Passage to read »
=-=-=

One of the most broadly popular ideas about urban planning today is that decisions should be made locally. After all, who knows better what a neighborhood needs than the people who live there? And what better way to squash any would-be Robert Moses than by empowering the people whose homes he would claim for some new megaproject?
The move to greater local democracy since the disastrously inhumane urban renewal period of the 20th century was undoubtedly necessary. But it has also created new problems that some officials, activists, and residents have been slow to acknowledge.
To begin with, it’s worth noting that “local” is a concept without a solid definition. When people object to policies coming out of Washington, DC, they often say that power needs to be brought back to the states. When they disagree with state policy, they’ll often discover a strong attachment to their region—say, downstate Illinois rather than Chicago. When they dislike something happening in their region, they reinforce the importance of their own particular municipality. And when their city government makes a decision they don’t like, they’ll appeal to the power of their neighborhood—which itself may expand or shrink its boundaries based on the issue.
In other words, there’s no given geographic level at which people magically all agree with each other about what the “right” thing is. Instead, “local” politics tends to be about strategically choosing an arena in which there’s a strong enough coalition in favor of whatever policy you want.

=-=-=

Data supplied »
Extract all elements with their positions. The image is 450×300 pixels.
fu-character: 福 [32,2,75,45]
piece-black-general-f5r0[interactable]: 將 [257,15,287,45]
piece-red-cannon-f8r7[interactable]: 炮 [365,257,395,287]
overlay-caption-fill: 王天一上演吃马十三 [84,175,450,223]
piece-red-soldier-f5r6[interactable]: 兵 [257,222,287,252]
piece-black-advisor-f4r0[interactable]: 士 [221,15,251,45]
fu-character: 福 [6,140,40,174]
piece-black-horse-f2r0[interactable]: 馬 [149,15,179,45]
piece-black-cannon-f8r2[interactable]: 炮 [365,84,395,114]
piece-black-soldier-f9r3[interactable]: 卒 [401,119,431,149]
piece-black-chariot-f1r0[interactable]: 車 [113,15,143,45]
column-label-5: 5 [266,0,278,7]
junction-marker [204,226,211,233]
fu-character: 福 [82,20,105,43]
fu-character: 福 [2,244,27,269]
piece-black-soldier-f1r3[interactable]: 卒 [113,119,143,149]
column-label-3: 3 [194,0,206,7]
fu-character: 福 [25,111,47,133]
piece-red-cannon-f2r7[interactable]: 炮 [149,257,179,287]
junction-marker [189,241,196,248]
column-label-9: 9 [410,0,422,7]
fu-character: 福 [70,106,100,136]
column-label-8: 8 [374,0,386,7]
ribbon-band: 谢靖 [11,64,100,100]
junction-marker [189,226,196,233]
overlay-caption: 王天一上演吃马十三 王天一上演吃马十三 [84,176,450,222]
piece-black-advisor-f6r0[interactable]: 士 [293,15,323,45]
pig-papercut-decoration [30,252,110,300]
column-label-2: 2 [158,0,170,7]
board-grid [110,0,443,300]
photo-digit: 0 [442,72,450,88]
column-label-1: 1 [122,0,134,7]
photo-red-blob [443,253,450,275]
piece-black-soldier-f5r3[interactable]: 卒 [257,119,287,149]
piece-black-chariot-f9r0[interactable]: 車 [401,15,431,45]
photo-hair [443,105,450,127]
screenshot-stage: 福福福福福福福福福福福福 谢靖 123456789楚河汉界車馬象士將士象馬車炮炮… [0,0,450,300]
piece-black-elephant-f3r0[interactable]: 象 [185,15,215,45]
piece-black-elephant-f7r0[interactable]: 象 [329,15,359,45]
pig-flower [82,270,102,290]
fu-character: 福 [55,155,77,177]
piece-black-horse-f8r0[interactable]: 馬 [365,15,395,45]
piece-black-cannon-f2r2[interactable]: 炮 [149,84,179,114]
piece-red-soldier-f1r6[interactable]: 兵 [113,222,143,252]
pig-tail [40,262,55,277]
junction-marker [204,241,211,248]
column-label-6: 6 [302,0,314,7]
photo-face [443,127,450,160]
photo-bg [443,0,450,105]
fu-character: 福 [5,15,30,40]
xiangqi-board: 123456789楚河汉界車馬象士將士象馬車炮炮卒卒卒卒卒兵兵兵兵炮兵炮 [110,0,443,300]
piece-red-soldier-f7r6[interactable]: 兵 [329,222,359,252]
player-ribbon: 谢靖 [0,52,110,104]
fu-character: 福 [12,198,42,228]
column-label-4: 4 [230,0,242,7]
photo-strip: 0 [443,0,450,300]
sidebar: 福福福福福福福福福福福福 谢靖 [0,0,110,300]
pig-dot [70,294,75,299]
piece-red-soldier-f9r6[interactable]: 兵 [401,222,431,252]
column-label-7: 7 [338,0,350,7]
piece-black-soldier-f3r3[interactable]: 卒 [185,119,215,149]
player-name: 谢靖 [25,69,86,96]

=-=-=

Required tasks »
**1.** Print, word for word, the part of the passage on local control in urban planning that begins at the words "One of the most" and ends after the words "slow to acknowledge.".
**2.** Output the records unchanged, starting with their first line and ending after the line that contains "piece-black-chariot-f1r0[interactable]: 車 [113,15,143,45]", including that line.

Answers to the exercise »
**1.**
One of the most broadly popular ideas about urban planning today is that decisions should be made locally. After all, who knows better what a neighborhood needs than the people who live there? And what better way to squash any would-be Robert Moses than by empowering the people whose homes he would claim for some new megaproject?
The move to greater local democracy since the disastrously inhumane urban renewal period of the 20th century was undoubtedly necessary. But it has also created new problems that some officials, activists, and residents have been slow to acknowledge.

**2.**
Extract all elements with their positions. The image is 450×300 pixels.
fu-character: 福 [32,2,75,45]
piece-black-general-f5r0[interactable]: 將 [257,15,287,45]
piece-red-cannon-f8r7[interactable]: 炮 [365,257,395,287]
overlay-caption-fill: 王天一上演吃马十三 [84,175,450,223]
piece-red-soldier-f5r6[interactable]: 兵 [257,222,287,252]
piece-black-advisor-f4r0[interactable]: 士 [221,15,251,45]
fu-character: 福 [6,140,40,174]
piece-black-horse-f2r0[interactable]: 馬 [149,15,179,45]
piece-black-cannon-f8r2[interactable]: 炮 [365,84,395,114]
piece-black-soldier-f9r3[interactable]: 卒 [401,119,431,149]
piece-black-chariot-f1r0[interactable]: 車 [113,15,143,45]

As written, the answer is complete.